## Quoted text
The relationship between the example and the description above the example is not clear. If a command is pending before the error handler starts, aborting that command fails and the host is not reset then the command will still be pending after the error handler has finished.

@@ -6138,7 +6139,12 @@ static void ufshcd_err_handler(struct Scsi_Host *host)
(hba->saved_uic_err & (UFSHCD_UIC_DL_NAC_RECEIVED_ERROR |
UFSHCD_UIC_DL_TCx_REPLAY_ERROR)))) {
needs_reset = true;
- goto do_reset;
+ spin_lock_irqsave(hba->host->host_lock, flags);
+ if (!hba->ahit && ufshcd_is_link_broken(hba))
+ link_broken_in_ah8 = true;
+ spin_unlock_irqrestore(hba->host->host_lock, flags);
+ if (!link_broken_in_ah8)

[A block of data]
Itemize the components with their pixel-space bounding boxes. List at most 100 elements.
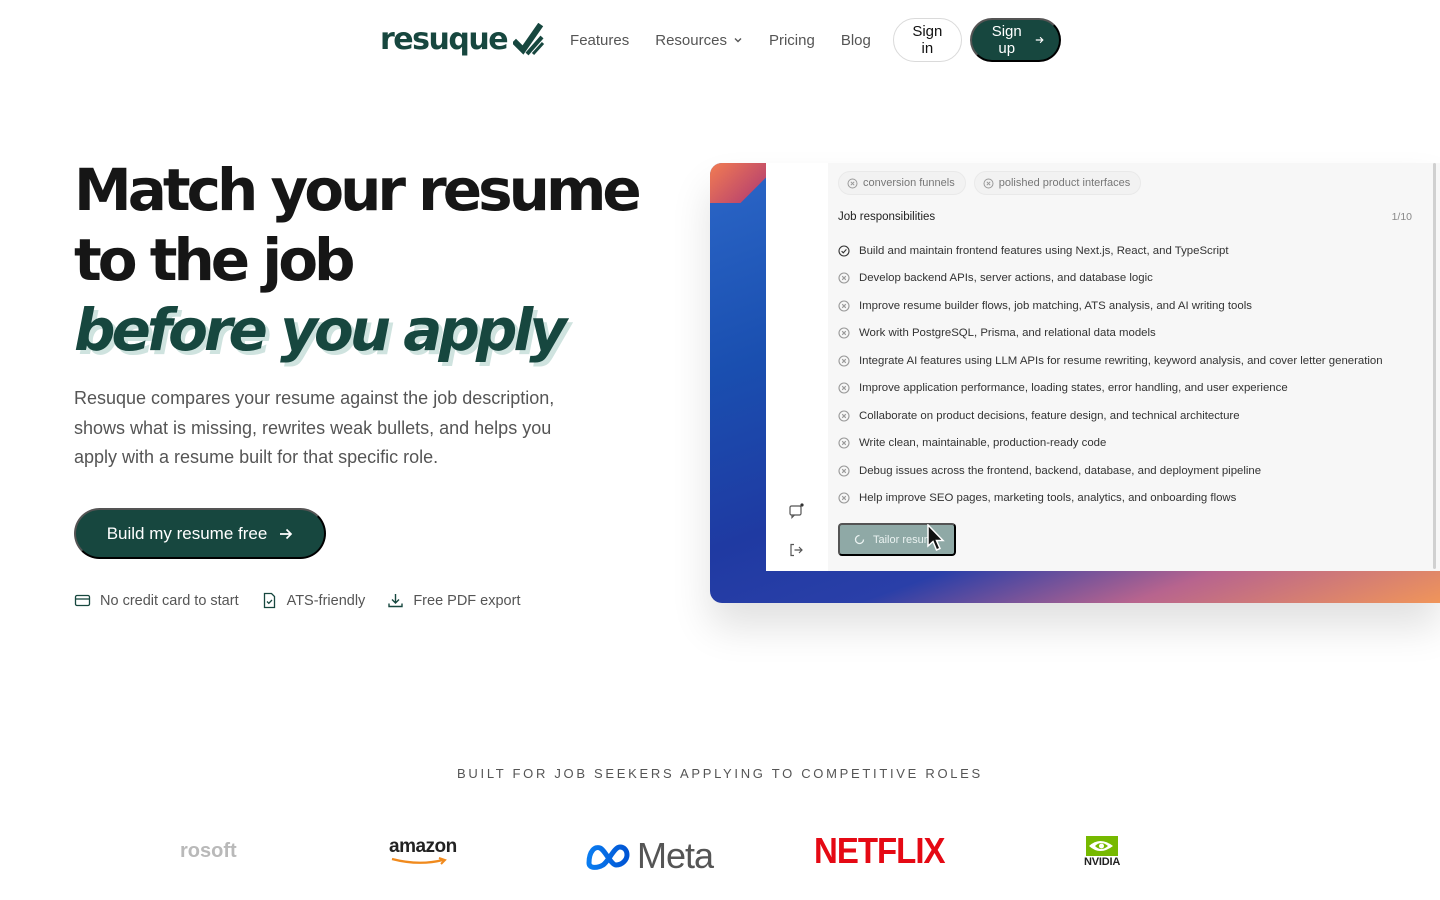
remove-circle-icon[interactable] <box>838 465 850 477</box>
remove-circle-icon[interactable] <box>847 178 858 189</box>
nav-link-features[interactable]: Features <box>570 32 629 49</box>
logo-text: resuque <box>380 22 509 57</box>
responsibility-text: Develop backend APIs, server actions, an… <box>859 272 1153 285</box>
meta-logo: Meta <box>585 835 714 876</box>
remove-circle-icon[interactable] <box>838 382 850 394</box>
amazon-smile-icon <box>391 857 447 865</box>
scrollbar[interactable] <box>1433 163 1436 569</box>
chevron-down-icon <box>734 38 742 43</box>
responsibility-item[interactable]: Improve application performance, loading… <box>838 375 1383 403</box>
nav-link-label: Features <box>570 31 630 49</box>
nav-links: Features Resources Pricing Blog <box>570 32 897 49</box>
meta-infinity-icon <box>586 844 630 870</box>
brand-label: NVIDIA <box>1084 856 1121 868</box>
responsibility-item[interactable]: Build and maintain frontend features usi… <box>838 237 1383 265</box>
loading-spinner-icon <box>854 534 865 545</box>
arrow-right-icon <box>1035 36 1044 44</box>
responsibility-item[interactable]: Help improve SEO pages, marketing tools,… <box>838 485 1383 513</box>
file-check-icon <box>263 592 275 609</box>
remove-circle-icon[interactable] <box>838 410 850 422</box>
skill-chip-label: conversion funnels <box>863 177 955 189</box>
nvidia-eye-icon <box>1086 836 1119 856</box>
remove-circle-icon[interactable] <box>838 437 850 449</box>
responsibility-item[interactable]: Debug issues across the frontend, backen… <box>838 457 1383 485</box>
sign-up-label: Sign up <box>991 23 1022 57</box>
logout-icon[interactable] <box>788 542 804 558</box>
remove-circle-icon[interactable] <box>838 300 850 312</box>
sign-in-label: Sign in <box>912 23 943 57</box>
check-circle-icon[interactable] <box>838 245 850 257</box>
brand-label: NETFLIX <box>814 830 945 871</box>
responsibility-text: Write clean, maintainable, production-re… <box>859 437 1107 450</box>
remove-circle-icon[interactable] <box>838 272 850 284</box>
responsibility-text: Integrate AI features using LLM APIs for… <box>859 354 1383 367</box>
responsibility-text: Debug issues across the frontend, backen… <box>859 464 1262 477</box>
perk-label: Free PDF export <box>413 592 521 609</box>
skill-chip-label: polished product interfaces <box>998 177 1131 189</box>
perk-free-pdf: Free PDF export <box>387 592 520 609</box>
section-title: Job responsibilities <box>838 211 936 223</box>
download-icon <box>388 594 404 608</box>
hero-title-accent: before you apply <box>74 296 567 364</box>
netflix-logo: NETFLIX <box>814 830 945 872</box>
perk-no-credit-card: No credit card to start <box>74 592 239 609</box>
responsibility-item[interactable]: Collaborate on product decisions, featur… <box>838 402 1383 430</box>
perk-label: No credit card to start <box>100 592 239 609</box>
nav-link-label: Blog <box>840 31 871 49</box>
nav-link-label: Pricing <box>768 31 815 49</box>
responsibility-item[interactable]: Work with PostgreSQL, Prisma, and relati… <box>838 320 1383 348</box>
top-nav: resuque Features Resources Pricing Blog … <box>380 18 1061 62</box>
brand-label: rosoft <box>180 840 237 862</box>
responsibility-item[interactable]: Integrate AI features using LLM APIs for… <box>838 347 1383 375</box>
credit-card-icon <box>74 594 91 607</box>
remove-circle-icon[interactable] <box>838 355 850 367</box>
hero-title-line2: to the job <box>74 226 356 294</box>
responsibility-item[interactable]: Write clean, maintainable, production-re… <box>838 430 1383 458</box>
remove-circle-icon[interactable] <box>838 327 850 339</box>
preview-content: conversion funnels polished product inte… <box>828 163 1440 571</box>
logos-heading: BUILT FOR JOB SEEKERS APPLYING TO COMPET… <box>457 766 983 781</box>
remove-circle-icon[interactable] <box>838 492 850 504</box>
microsoft-logo: rosoft <box>180 840 237 863</box>
hero-title-line1: Match your resume <box>74 156 642 224</box>
perk-label: ATS-friendly <box>286 592 366 609</box>
perk-ats-friendly: ATS-friendly <box>261 592 366 609</box>
sign-up-button[interactable]: Sign up <box>969 18 1061 62</box>
brand-label: Meta <box>637 835 714 876</box>
hero-description: Resuque compares your resume against the… <box>74 388 555 467</box>
nvidia-logo: NVIDIA <box>1084 836 1120 868</box>
logo[interactable]: resuque <box>380 18 545 62</box>
arrow-right-icon <box>280 528 293 539</box>
sign-in-button[interactable]: Sign in <box>892 18 962 62</box>
responsibility-text: Build and maintain frontend features usi… <box>859 244 1229 257</box>
product-preview: conversion funnels polished product inte… <box>710 163 1440 603</box>
mouse-cursor-icon <box>927 524 945 551</box>
nav-link-label: Resources <box>655 31 727 49</box>
build-resume-label: Build my resume free <box>106 523 268 543</box>
skill-chip[interactable]: conversion funnels <box>838 171 966 195</box>
responsibility-item[interactable]: Improve resume builder flows, job matchi… <box>838 292 1383 320</box>
preview-panel: conversion funnels polished product inte… <box>766 163 1440 571</box>
remove-circle-icon[interactable] <box>983 178 994 189</box>
skill-chip[interactable]: polished product interfaces <box>973 171 1142 195</box>
nav-link-resources[interactable]: Resources <box>655 32 743 49</box>
nav-link-blog[interactable]: Blog <box>841 32 871 49</box>
amazon-logo: amazon <box>389 837 457 865</box>
message-icon[interactable] <box>788 503 804 519</box>
logo-check-icon <box>513 23 545 56</box>
brand-label: amazon <box>389 836 457 857</box>
responsibility-item[interactable]: Develop backend APIs, server actions, an… <box>838 265 1383 293</box>
skill-chips: conversion funnels polished product inte… <box>838 171 1149 195</box>
responsibility-text: Help improve SEO pages, marketing tools,… <box>859 492 1237 505</box>
responsibility-text: Improve application performance, loading… <box>859 382 1288 395</box>
nav-link-pricing[interactable]: Pricing <box>769 32 815 49</box>
hero-title: Match your resume to the job before you … <box>74 155 642 365</box>
responsibility-text: Improve resume builder flows, job matchi… <box>859 299 1252 312</box>
responsibility-text: Work with PostgreSQL, Prisma, and relati… <box>859 327 1156 340</box>
build-resume-button[interactable]: Build my resume free <box>74 508 326 559</box>
perks-list: No credit card to start ATS-friendly Fre… <box>74 592 542 609</box>
responsibility-text: Collaborate on product decisions, featur… <box>859 409 1240 422</box>
preview-side-rail <box>766 163 828 571</box>
responsibilities-list: Build and maintain frontend features usi… <box>838 237 1383 512</box>
section-count: 1/10 <box>1391 211 1412 223</box>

## Jobs
**a)** According to the error handler excerpt, what happens to a command that was pending before the error handler started, if aborting it fails and the host is not reset?
**b)** List every line that the patch in the error handler excerpt adds, meaning the lines marked with a plus sign.
**c)** Carry on the error handler excerpt from its last line.
The entries above are separate material and have no connection to the error handler excerpt.

## The answers
**a)** The command will still be pending after the error handler has finished.

**b)**
spin_lock_irqsave(hba->host->host_lock, flags);
if (!hba->ahit && ufshcd_is_link_broken(hba))
link_broken_in_ah8 = true;
spin_unlock_irqrestore(hba->host->host_lock, flags);
if (!link_broken_in_ah8)

**c)**
+ goto do_reset;
}

My understanding is that hba->ahit == 0 means that auto-hibernation is disabled. Hence, the above code sets 'link_broken_in_ah8' only if auto-hibernation is disabled. So what does the name of the variable 'link_broken_in_ah8' mean?

@@ -6168,6 +6174,9 @@ static void ufshcd_err_handler(struct Scsi_Host *host)
}
}
+ if (link_broken_in_ah8)
+ goto lock_skip_pending_xfer_clear;
+
/* Clear pending task management requests */
for_each_set_bit(tag, &hba->outstanding_tasks, hba->nutmrs) {
if (ufshcd_clear_tm_cmd(hba, tag)) {

Why is skipping the ufshcd_clear_tm_cmd() calls useful in this case?

Thanks,

Bart.